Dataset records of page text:
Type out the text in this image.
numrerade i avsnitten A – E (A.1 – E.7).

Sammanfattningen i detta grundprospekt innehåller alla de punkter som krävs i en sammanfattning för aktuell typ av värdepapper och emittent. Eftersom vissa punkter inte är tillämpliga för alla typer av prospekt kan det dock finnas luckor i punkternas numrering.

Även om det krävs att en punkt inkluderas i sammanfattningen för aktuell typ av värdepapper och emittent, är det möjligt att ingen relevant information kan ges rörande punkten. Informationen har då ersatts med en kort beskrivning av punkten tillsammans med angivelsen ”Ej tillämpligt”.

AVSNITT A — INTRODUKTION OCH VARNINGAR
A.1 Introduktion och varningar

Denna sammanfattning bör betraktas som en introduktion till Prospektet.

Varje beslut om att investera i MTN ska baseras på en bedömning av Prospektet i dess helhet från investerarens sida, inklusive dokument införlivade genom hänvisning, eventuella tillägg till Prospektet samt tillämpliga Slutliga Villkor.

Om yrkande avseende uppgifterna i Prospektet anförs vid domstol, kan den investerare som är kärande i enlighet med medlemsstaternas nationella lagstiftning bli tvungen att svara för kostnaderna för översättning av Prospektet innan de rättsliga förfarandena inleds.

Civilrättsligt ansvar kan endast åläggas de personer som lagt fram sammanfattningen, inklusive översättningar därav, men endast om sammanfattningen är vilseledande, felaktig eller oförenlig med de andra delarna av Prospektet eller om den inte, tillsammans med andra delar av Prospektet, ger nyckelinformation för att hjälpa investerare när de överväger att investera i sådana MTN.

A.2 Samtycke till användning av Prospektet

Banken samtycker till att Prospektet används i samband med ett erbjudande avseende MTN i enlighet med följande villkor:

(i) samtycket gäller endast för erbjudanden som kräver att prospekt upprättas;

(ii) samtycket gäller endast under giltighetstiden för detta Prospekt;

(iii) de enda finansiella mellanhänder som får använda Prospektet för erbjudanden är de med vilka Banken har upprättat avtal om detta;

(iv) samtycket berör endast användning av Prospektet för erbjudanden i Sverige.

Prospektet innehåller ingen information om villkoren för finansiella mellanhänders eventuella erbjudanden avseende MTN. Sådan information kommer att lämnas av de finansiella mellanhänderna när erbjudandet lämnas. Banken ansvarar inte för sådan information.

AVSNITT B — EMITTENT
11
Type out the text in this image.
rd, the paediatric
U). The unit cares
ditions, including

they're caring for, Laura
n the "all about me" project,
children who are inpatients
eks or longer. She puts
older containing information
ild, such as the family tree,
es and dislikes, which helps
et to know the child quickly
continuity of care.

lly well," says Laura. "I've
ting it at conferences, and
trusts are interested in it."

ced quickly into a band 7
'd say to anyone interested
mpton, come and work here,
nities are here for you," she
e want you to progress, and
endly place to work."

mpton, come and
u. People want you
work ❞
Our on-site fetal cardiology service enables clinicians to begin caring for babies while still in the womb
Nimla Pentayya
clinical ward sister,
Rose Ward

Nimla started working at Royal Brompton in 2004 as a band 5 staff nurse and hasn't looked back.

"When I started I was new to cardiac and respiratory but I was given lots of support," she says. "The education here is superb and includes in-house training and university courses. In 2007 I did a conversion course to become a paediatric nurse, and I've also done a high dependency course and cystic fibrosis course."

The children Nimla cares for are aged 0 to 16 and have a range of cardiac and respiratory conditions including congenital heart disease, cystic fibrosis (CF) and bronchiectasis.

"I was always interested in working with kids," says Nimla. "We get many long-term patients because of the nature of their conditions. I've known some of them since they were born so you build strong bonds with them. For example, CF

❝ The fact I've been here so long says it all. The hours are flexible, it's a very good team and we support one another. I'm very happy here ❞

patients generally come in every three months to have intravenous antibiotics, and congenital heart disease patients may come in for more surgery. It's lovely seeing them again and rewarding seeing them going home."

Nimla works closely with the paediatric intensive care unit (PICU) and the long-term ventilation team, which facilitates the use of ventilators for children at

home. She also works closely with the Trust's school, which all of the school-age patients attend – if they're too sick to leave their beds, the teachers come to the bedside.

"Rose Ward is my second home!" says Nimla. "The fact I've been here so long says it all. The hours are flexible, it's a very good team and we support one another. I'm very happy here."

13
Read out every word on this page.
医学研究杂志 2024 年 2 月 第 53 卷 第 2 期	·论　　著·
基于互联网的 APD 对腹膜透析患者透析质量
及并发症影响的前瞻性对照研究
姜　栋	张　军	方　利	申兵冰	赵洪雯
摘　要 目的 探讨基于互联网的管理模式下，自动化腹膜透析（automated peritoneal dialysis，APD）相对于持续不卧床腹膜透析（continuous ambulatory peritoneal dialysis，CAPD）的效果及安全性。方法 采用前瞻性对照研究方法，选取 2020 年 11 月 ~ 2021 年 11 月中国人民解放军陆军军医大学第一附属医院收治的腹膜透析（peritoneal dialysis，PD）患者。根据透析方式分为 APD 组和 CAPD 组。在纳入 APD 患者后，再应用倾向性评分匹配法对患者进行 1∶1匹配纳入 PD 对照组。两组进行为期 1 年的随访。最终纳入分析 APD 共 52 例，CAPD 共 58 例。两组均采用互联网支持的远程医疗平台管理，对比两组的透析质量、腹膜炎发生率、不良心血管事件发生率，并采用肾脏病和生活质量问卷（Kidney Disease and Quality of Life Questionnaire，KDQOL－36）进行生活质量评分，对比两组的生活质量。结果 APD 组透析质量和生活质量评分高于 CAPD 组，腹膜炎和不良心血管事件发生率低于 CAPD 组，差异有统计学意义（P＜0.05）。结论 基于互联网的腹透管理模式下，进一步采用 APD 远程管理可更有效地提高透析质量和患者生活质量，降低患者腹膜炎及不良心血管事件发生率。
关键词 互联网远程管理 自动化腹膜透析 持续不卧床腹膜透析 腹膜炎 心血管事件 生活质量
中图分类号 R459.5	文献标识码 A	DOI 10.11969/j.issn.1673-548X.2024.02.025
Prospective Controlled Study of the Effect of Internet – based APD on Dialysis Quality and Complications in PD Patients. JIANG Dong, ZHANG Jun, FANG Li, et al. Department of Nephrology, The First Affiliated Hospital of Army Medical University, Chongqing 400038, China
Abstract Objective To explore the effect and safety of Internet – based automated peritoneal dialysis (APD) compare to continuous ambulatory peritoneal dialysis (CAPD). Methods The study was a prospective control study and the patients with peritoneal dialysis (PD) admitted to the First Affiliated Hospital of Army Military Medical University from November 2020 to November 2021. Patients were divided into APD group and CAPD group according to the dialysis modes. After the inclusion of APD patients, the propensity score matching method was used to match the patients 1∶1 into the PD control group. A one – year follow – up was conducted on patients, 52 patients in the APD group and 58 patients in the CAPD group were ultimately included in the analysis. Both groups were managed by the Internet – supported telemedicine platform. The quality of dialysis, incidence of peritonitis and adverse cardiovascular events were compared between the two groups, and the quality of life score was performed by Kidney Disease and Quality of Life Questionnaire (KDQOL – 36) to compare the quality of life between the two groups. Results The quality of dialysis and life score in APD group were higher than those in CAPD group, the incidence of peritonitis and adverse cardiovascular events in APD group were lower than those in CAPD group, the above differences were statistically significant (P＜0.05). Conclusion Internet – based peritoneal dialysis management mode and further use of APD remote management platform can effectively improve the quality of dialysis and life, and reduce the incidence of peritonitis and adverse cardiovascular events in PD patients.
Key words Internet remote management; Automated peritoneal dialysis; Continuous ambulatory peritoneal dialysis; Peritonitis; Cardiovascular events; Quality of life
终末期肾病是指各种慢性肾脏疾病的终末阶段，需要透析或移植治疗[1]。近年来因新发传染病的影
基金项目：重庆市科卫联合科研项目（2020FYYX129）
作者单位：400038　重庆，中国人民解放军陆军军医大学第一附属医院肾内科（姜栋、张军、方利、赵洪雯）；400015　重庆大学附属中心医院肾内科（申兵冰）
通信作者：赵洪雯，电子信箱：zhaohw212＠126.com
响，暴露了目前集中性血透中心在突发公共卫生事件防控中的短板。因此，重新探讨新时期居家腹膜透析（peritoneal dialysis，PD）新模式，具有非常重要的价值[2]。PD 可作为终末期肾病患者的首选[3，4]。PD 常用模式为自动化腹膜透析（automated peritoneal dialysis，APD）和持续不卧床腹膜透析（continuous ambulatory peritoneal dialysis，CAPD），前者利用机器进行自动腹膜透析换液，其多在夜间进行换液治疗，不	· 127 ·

=== What you should do ===
Every line of the entries that includes "innehåller" must be copied into the answer.

=== Output below ===
Sammanfattningen i detta grundprospekt innehåller alla de punkter som krävs i en sammanfattning för aktuell typ av värdepapper och emittent. Eftersom vissa punkter inte är tillämpliga för alla typer av prospekt kan det dock finnas luckor i punkternas numrering.
Prospektet innehåller ingen information om villkoren för finansiella mellanhänders eventuella erbjudanden avseende MTN. Sådan information kommer att lämnas av de finansiella mellanhänderna när erbjudandet lämnas. Banken ansvarar inte för sådan information.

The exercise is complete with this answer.